:: DATA PROVIDED ::

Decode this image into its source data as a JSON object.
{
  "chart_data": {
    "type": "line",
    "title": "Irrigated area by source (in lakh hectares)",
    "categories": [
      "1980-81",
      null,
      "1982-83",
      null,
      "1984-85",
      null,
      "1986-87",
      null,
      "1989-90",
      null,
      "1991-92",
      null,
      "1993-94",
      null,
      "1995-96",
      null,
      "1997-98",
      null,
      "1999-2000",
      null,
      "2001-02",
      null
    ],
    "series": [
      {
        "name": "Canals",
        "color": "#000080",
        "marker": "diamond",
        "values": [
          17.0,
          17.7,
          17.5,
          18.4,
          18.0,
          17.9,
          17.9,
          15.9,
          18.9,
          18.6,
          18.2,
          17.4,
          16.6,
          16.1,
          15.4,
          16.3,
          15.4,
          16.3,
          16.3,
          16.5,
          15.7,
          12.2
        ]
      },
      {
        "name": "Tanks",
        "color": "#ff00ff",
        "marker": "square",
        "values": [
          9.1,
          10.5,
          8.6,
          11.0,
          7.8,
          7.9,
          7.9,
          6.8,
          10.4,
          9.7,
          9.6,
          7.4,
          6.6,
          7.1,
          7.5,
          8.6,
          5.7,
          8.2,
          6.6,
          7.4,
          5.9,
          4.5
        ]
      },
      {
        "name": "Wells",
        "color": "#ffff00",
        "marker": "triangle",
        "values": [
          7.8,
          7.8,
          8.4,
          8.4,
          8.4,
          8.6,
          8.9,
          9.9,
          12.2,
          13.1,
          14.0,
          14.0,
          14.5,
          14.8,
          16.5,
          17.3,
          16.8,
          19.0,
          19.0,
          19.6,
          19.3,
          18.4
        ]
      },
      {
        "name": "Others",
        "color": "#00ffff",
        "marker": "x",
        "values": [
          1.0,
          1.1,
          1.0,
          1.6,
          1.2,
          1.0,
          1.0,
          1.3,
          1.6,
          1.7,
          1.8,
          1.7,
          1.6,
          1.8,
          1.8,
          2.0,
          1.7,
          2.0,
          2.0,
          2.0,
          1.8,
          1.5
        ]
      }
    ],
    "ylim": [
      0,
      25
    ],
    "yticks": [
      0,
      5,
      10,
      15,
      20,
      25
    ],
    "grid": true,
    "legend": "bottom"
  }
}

:::

Show all lines from the data above in which the word "name" appears.

        "name": "Canals",
        "name": "Tanks",
        "name": "Wells",
        "name": "Others",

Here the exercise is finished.